─── Data in this exercise ───
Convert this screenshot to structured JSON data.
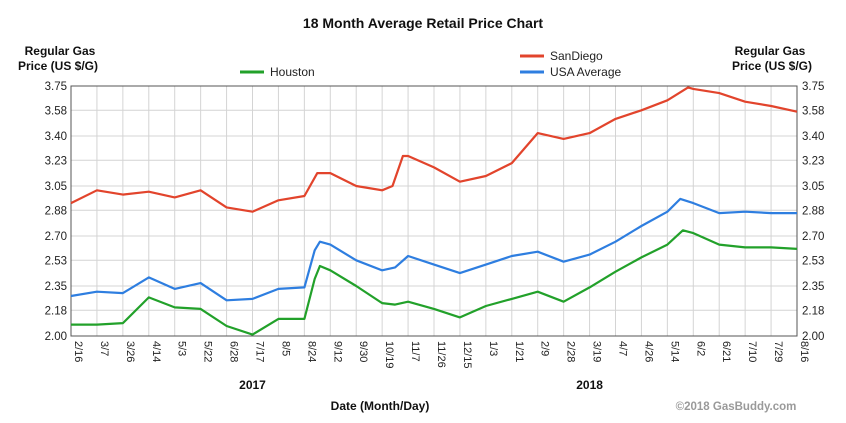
{
  "chart_data": {
    "type": "line",
    "title": "18 Month Average Retail Price Chart",
    "ylabel_left": [
      "Regular Gas",
      "Price (US $/G)"
    ],
    "ylabel_right": [
      "Regular Gas",
      "Price (US $/G)"
    ],
    "xlabel": "Date (Month/Day)",
    "credit": "©2018 GasBuddy.com",
    "ylim": [
      2.0,
      3.75
    ],
    "y_ticks": [
      "3.75",
      "3.58",
      "3.40",
      "3.23",
      "3.05",
      "2.88",
      "2.70",
      "2.53",
      "2.35",
      "2.18",
      "2.00"
    ],
    "x_ticks": [
      "2/16",
      "3/7",
      "3/26",
      "4/14",
      "5/3",
      "5/22",
      "6/28",
      "7/17",
      "8/5",
      "8/24",
      "9/12",
      "9/30",
      "10/19",
      "11/7",
      "11/26",
      "12/15",
      "1/3",
      "1/21",
      "2/9",
      "2/28",
      "3/19",
      "4/7",
      "4/26",
      "5/14",
      "6/2",
      "6/21",
      "7/10",
      "7/29",
      "8/16"
    ],
    "year_labels": [
      {
        "label": "2017",
        "at_tick": 7
      },
      {
        "label": "2018",
        "at_tick": 20
      }
    ],
    "grid": true,
    "legend": [
      {
        "name": "Houston",
        "color": "#22a12a"
      },
      {
        "name": "SanDiego",
        "color": "#e2442c"
      },
      {
        "name": "USA Average",
        "color": "#2e7ee0"
      }
    ],
    "series": [
      {
        "name": "SanDiego",
        "color": "#e2442c",
        "points": [
          [
            0,
            2.93
          ],
          [
            1,
            3.02
          ],
          [
            2,
            2.99
          ],
          [
            3,
            3.01
          ],
          [
            4,
            2.97
          ],
          [
            5,
            3.02
          ],
          [
            6,
            2.9
          ],
          [
            7,
            2.87
          ],
          [
            8,
            2.95
          ],
          [
            9,
            2.98
          ],
          [
            9.5,
            3.14
          ],
          [
            10,
            3.14
          ],
          [
            11,
            3.05
          ],
          [
            12,
            3.02
          ],
          [
            12.4,
            3.05
          ],
          [
            12.8,
            3.26
          ],
          [
            13,
            3.26
          ],
          [
            14,
            3.18
          ],
          [
            15,
            3.08
          ],
          [
            16,
            3.12
          ],
          [
            17,
            3.21
          ],
          [
            18,
            3.42
          ],
          [
            19,
            3.38
          ],
          [
            20,
            3.42
          ],
          [
            21,
            3.52
          ],
          [
            22,
            3.58
          ],
          [
            23,
            3.65
          ],
          [
            23.8,
            3.74
          ],
          [
            24,
            3.73
          ],
          [
            25,
            3.7
          ],
          [
            26,
            3.64
          ],
          [
            27,
            3.61
          ],
          [
            28,
            3.57
          ]
        ]
      },
      {
        "name": "USA Average",
        "color": "#2e7ee0",
        "points": [
          [
            0,
            2.28
          ],
          [
            1,
            2.31
          ],
          [
            2,
            2.3
          ],
          [
            3,
            2.41
          ],
          [
            4,
            2.33
          ],
          [
            5,
            2.37
          ],
          [
            6,
            2.25
          ],
          [
            7,
            2.26
          ],
          [
            8,
            2.33
          ],
          [
            9,
            2.34
          ],
          [
            9.4,
            2.6
          ],
          [
            9.6,
            2.66
          ],
          [
            10,
            2.64
          ],
          [
            11,
            2.53
          ],
          [
            12,
            2.46
          ],
          [
            12.5,
            2.48
          ],
          [
            13,
            2.56
          ],
          [
            14,
            2.5
          ],
          [
            15,
            2.44
          ],
          [
            16,
            2.5
          ],
          [
            17,
            2.56
          ],
          [
            18,
            2.59
          ],
          [
            19,
            2.52
          ],
          [
            20,
            2.57
          ],
          [
            21,
            2.66
          ],
          [
            22,
            2.77
          ],
          [
            23,
            2.87
          ],
          [
            23.5,
            2.96
          ],
          [
            24,
            2.93
          ],
          [
            25,
            2.86
          ],
          [
            26,
            2.87
          ],
          [
            27,
            2.86
          ],
          [
            28,
            2.86
          ]
        ]
      },
      {
        "name": "Houston",
        "color": "#22a12a",
        "points": [
          [
            0,
            2.08
          ],
          [
            1,
            2.08
          ],
          [
            2,
            2.09
          ],
          [
            3,
            2.27
          ],
          [
            4,
            2.2
          ],
          [
            5,
            2.19
          ],
          [
            6,
            2.07
          ],
          [
            7,
            2.01
          ],
          [
            8,
            2.12
          ],
          [
            9,
            2.12
          ],
          [
            9.4,
            2.4
          ],
          [
            9.6,
            2.49
          ],
          [
            10,
            2.46
          ],
          [
            11,
            2.35
          ],
          [
            12,
            2.23
          ],
          [
            12.5,
            2.22
          ],
          [
            13,
            2.24
          ],
          [
            14,
            2.19
          ],
          [
            15,
            2.13
          ],
          [
            16,
            2.21
          ],
          [
            17,
            2.26
          ],
          [
            18,
            2.31
          ],
          [
            19,
            2.24
          ],
          [
            20,
            2.34
          ],
          [
            21,
            2.45
          ],
          [
            22,
            2.55
          ],
          [
            23,
            2.64
          ],
          [
            23.6,
            2.74
          ],
          [
            24,
            2.72
          ],
          [
            25,
            2.64
          ],
          [
            26,
            2.62
          ],
          [
            27,
            2.62
          ],
          [
            28,
            2.61
          ]
        ]
      }
    ]
  }
}
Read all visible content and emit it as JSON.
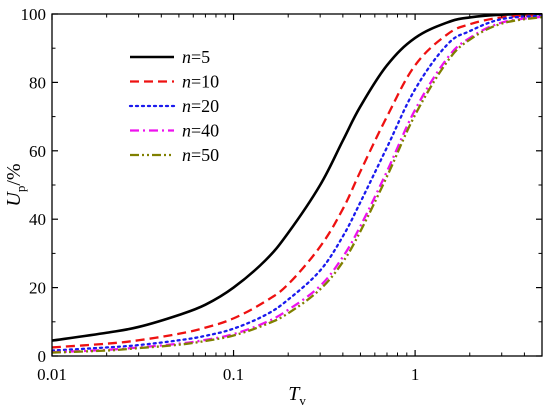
{
  "chart_data": {
    "type": "line",
    "title": "",
    "xlabel": {
      "main": "T",
      "sub": "v"
    },
    "ylabel": {
      "main": "U",
      "sub": "p",
      "suffix": "/%"
    },
    "xscale": "log",
    "xlim": [
      0.01,
      5
    ],
    "ylim": [
      0,
      100
    ],
    "xticks": [
      {
        "value": 0.01,
        "label": "0.01"
      },
      {
        "value": 0.1,
        "label": "0.1"
      },
      {
        "value": 1,
        "label": "1"
      }
    ],
    "yticks": [
      {
        "value": 0,
        "label": "0"
      },
      {
        "value": 20,
        "label": "20"
      },
      {
        "value": 40,
        "label": "40"
      },
      {
        "value": 60,
        "label": "60"
      },
      {
        "value": 80,
        "label": "80"
      },
      {
        "value": 100,
        "label": "100"
      }
    ],
    "grid": false,
    "legend": "upper-left",
    "series": [
      {
        "name_italic": "n",
        "name_rest": "=5",
        "color": "#000000",
        "style": "solid",
        "x": [
          0.01,
          0.02,
          0.03,
          0.05,
          0.07,
          0.1,
          0.15,
          0.2,
          0.3,
          0.4,
          0.5,
          0.7,
          1.0,
          1.5,
          2,
          3,
          5
        ],
        "y": [
          4.5,
          6.8,
          8.5,
          12,
          15,
          20,
          28,
          36,
          50,
          63,
          73,
          85,
          93,
          97.5,
          99,
          99.8,
          100
        ]
      },
      {
        "name_italic": "n",
        "name_rest": "=10",
        "color": "#ee1111",
        "style": "dash",
        "x": [
          0.01,
          0.02,
          0.03,
          0.05,
          0.07,
          0.1,
          0.15,
          0.2,
          0.3,
          0.4,
          0.5,
          0.7,
          1.0,
          1.5,
          2,
          3,
          5
        ],
        "y": [
          2.5,
          3.6,
          4.6,
          6.5,
          8.3,
          11,
          16,
          21,
          32,
          43,
          54,
          70,
          85,
          94,
          97,
          99,
          99.7
        ]
      },
      {
        "name_italic": "n",
        "name_rest": "=20",
        "color": "#1a1aee",
        "style": "dot",
        "x": [
          0.01,
          0.02,
          0.03,
          0.05,
          0.07,
          0.1,
          0.15,
          0.2,
          0.3,
          0.4,
          0.5,
          0.7,
          1.0,
          1.5,
          2,
          3,
          5
        ],
        "y": [
          1.6,
          2.5,
          3.2,
          4.6,
          5.9,
          8,
          12,
          16.5,
          25,
          35,
          45,
          61,
          78,
          91,
          95,
          98.5,
          99.5
        ]
      },
      {
        "name_italic": "n",
        "name_rest": "=40",
        "color": "#ee11ee",
        "style": "dashdot",
        "x": [
          0.01,
          0.02,
          0.03,
          0.05,
          0.07,
          0.1,
          0.15,
          0.2,
          0.3,
          0.4,
          0.5,
          0.7,
          1.0,
          1.5,
          2,
          3,
          5
        ],
        "y": [
          1.1,
          1.8,
          2.5,
          3.6,
          4.7,
          6.4,
          9.8,
          13.5,
          20.5,
          29,
          38,
          54,
          72,
          87,
          93,
          97.5,
          99.2
        ]
      },
      {
        "name_italic": "n",
        "name_rest": "=50",
        "color": "#808000",
        "style": "dashdotdot",
        "x": [
          0.01,
          0.02,
          0.03,
          0.05,
          0.07,
          0.1,
          0.15,
          0.2,
          0.3,
          0.4,
          0.5,
          0.7,
          1.0,
          1.5,
          2,
          3,
          5
        ],
        "y": [
          1.0,
          1.6,
          2.3,
          3.3,
          4.4,
          6.0,
          9.2,
          12.5,
          19.5,
          27.5,
          36.5,
          52.5,
          70.5,
          86,
          92.5,
          97.2,
          99.1
        ]
      }
    ]
  }
}
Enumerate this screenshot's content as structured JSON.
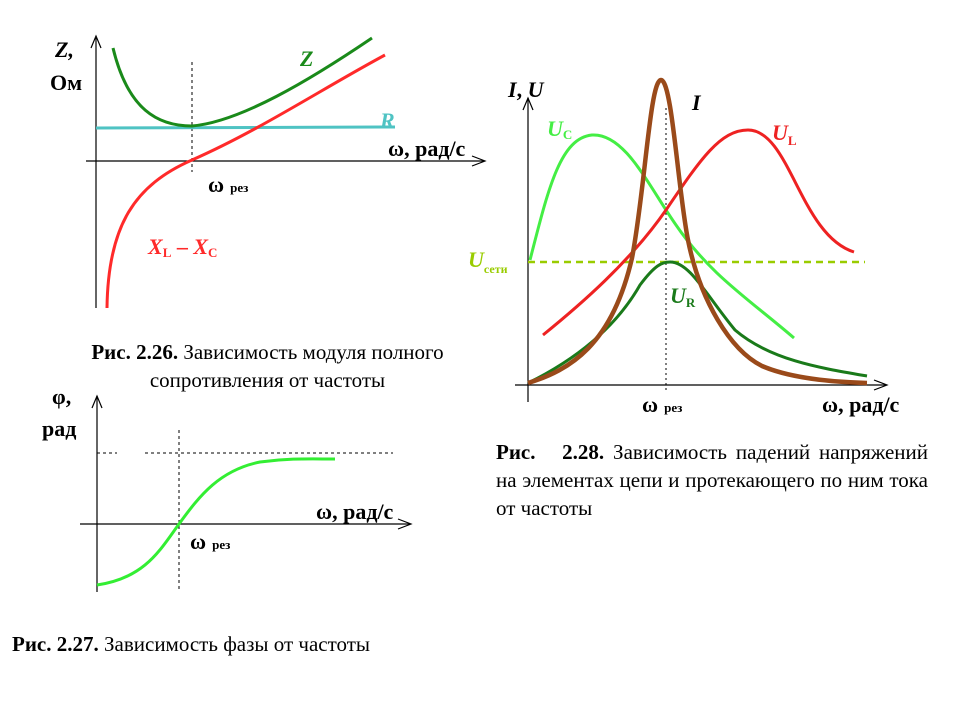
{
  "colors": {
    "axis": "#000000",
    "z_curve": "#1a8a1a",
    "r_line": "#4fc3c3",
    "xlxc_curve": "#ff2a2a",
    "phi_curve": "#33ee33",
    "uc_curve": "#44ee44",
    "ul_curve": "#ee2222",
    "ur_curve": "#1a7a1a",
    "i_curve": "#9a4a1a",
    "u_net_line": "#99cc00"
  },
  "fig26": {
    "y_axis_label_1": "Z,",
    "y_axis_label_2": "Ом",
    "x_axis_label": "ω, рад/с",
    "omega": "ω",
    "omega_sub": "рез",
    "z_label": "Z",
    "r_label": "R",
    "xl": "X",
    "xl_sub": "L",
    "dash": " – ",
    "xc": "X",
    "xc_sub": "C",
    "caption_bold": "Рис. 2.26.",
    "caption_text": " Зависимость модуля полного сопротивления от частоты"
  },
  "fig27": {
    "y_axis_label_1": "φ,",
    "y_axis_label_2": "рад",
    "x_axis_label": "ω, рад/с",
    "omega": "ω",
    "omega_sub": "рез",
    "caption_bold": "Рис. 2.27.",
    "caption_text": " Зависимость фазы от частоты"
  },
  "fig28": {
    "y_axis_label_i": "I",
    "y_axis_label_sep": ", ",
    "y_axis_label_u": "U",
    "x_axis_label": "ω, рад/с",
    "omega": "ω",
    "omega_sub": "рез",
    "i_label": "I",
    "uc": "U",
    "uc_sub": "C",
    "ul": "U",
    "ul_sub": "L",
    "ur": "U",
    "ur_sub": "R",
    "unet": "U",
    "unet_sub": "сети",
    "caption_bold": "Рис.   2.28.",
    "caption_text": " Зависимость падений напряжений  на элементах цепи и протекающего по ним тока от частоты"
  }
}
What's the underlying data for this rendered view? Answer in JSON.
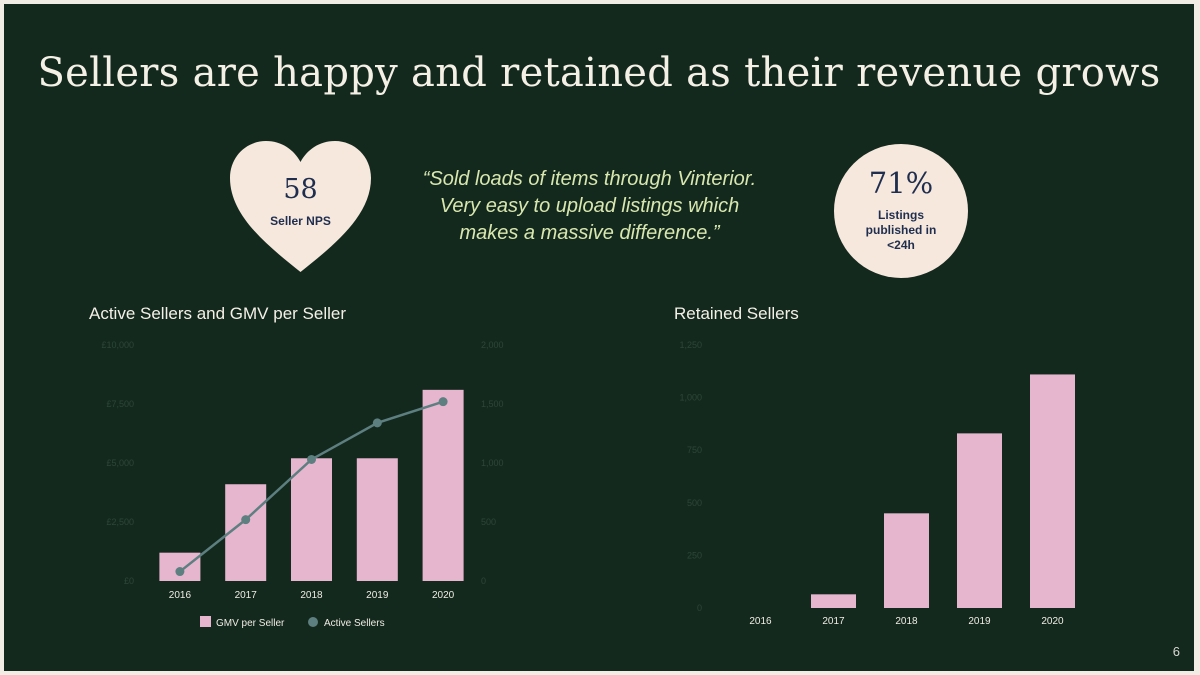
{
  "slide": {
    "title": "Sellers are happy and retained as their revenue grows",
    "page_number": "6"
  },
  "stats": {
    "nps": {
      "value": "58",
      "label": "Seller NPS"
    },
    "quote": "“Sold loads of items through Vinterior. Very easy to upload listings which makes a massive difference.”",
    "listings": {
      "value": "71%",
      "label": "Listings published in <24h"
    }
  },
  "colors": {
    "background": "#14291e",
    "bar": "#e6b6cf",
    "line": "#5d7f80",
    "quote": "#d8e7ae",
    "badge": "#f6e8dd"
  },
  "chart_data": [
    {
      "type": "bar",
      "title": "Active Sellers and GMV per Seller",
      "categories": [
        "2016",
        "2017",
        "2018",
        "2019",
        "2020"
      ],
      "ylim": [
        0,
        10000
      ],
      "ylim_right": [
        0,
        2000
      ],
      "yticks": [
        "£0",
        "£2,500",
        "£5,000",
        "£7,500",
        "£10,000"
      ],
      "yticks_right": [
        "0",
        "500",
        "1,000",
        "1,500",
        "2,000"
      ],
      "legend_position": "bottom",
      "series": [
        {
          "name": "GMV per Seller",
          "type": "bar",
          "axis": "left",
          "color": "#e6b6cf",
          "values": [
            1200,
            4100,
            5200,
            5200,
            8100
          ]
        },
        {
          "name": "Active Sellers",
          "type": "line",
          "axis": "right",
          "color": "#5d7f80",
          "values": [
            80,
            520,
            1030,
            1340,
            1520
          ]
        }
      ]
    },
    {
      "type": "bar",
      "title": "Retained Sellers",
      "categories": [
        "2016",
        "2017",
        "2018",
        "2019",
        "2020"
      ],
      "ylim": [
        0,
        1200
      ],
      "yticks": [
        "0",
        "250",
        "500",
        "750",
        "1,000",
        "1,250"
      ],
      "series": [
        {
          "name": "",
          "color": "#e6b6cf",
          "values": [
            0,
            65,
            450,
            830,
            1110
          ]
        }
      ]
    }
  ]
}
───
* Your task:
Every line of the records that includes the word "Зависимость" should be gathered.

* Finished answer:
    "caption_text": " Зависимость модуля полного сопротивления от частоты"
    "caption_text": " Зависимость фазы от частоты"
    "caption_text": " Зависимость падений напряжений  на элементах цепи и протекающего по ним тока от частоты"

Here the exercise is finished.